* Stored items from a collection:
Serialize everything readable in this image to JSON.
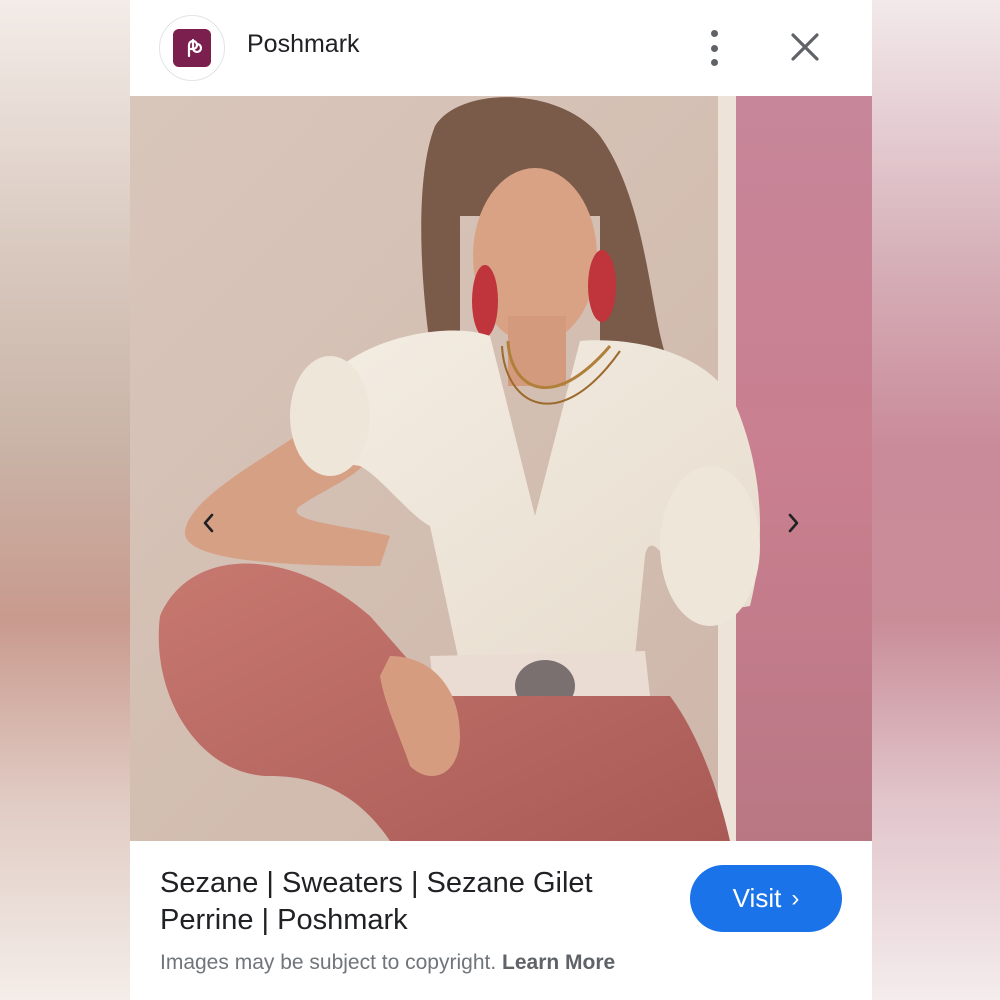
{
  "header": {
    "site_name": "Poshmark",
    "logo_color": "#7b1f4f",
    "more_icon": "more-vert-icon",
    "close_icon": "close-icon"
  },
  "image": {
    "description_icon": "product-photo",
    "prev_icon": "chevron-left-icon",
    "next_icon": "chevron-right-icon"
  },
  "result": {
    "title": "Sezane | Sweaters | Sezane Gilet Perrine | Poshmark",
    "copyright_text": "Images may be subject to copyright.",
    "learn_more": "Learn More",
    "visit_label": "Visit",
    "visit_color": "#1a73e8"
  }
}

--

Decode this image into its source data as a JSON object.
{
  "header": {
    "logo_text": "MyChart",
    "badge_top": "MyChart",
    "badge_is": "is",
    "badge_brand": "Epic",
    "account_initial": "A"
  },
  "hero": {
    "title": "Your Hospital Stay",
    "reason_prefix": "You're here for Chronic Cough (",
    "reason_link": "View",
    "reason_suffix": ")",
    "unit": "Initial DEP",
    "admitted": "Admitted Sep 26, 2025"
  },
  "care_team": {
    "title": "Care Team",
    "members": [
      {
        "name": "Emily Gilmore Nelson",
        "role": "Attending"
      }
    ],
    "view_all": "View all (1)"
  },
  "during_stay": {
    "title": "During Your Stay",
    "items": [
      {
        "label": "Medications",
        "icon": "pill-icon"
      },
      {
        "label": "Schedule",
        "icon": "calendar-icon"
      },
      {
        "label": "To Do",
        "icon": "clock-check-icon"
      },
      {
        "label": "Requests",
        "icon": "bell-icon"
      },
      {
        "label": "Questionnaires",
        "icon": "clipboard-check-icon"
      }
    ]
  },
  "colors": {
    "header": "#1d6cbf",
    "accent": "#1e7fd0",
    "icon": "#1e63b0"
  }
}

---

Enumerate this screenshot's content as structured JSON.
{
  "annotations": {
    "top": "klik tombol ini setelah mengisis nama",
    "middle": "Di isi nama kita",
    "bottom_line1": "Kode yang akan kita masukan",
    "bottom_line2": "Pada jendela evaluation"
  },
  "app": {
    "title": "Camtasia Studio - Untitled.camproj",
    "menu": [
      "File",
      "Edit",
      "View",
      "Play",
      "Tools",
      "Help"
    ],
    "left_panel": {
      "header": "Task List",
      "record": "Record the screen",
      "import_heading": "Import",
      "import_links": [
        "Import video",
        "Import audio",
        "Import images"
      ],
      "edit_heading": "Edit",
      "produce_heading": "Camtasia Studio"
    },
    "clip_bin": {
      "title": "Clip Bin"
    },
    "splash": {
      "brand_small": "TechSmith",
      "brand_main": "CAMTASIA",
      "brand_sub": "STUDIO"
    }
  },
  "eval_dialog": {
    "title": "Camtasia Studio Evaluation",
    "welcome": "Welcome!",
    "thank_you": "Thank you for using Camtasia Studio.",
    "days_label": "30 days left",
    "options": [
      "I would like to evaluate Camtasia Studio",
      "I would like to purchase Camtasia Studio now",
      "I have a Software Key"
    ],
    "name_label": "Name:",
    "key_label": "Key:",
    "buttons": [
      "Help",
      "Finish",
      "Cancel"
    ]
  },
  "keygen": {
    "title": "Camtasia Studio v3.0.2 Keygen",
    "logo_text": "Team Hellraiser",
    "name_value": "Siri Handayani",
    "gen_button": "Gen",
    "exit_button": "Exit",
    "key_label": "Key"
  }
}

* Directions for this task: Give only the number of lines in the data that include the string "JSON".

* Finished exercise: 3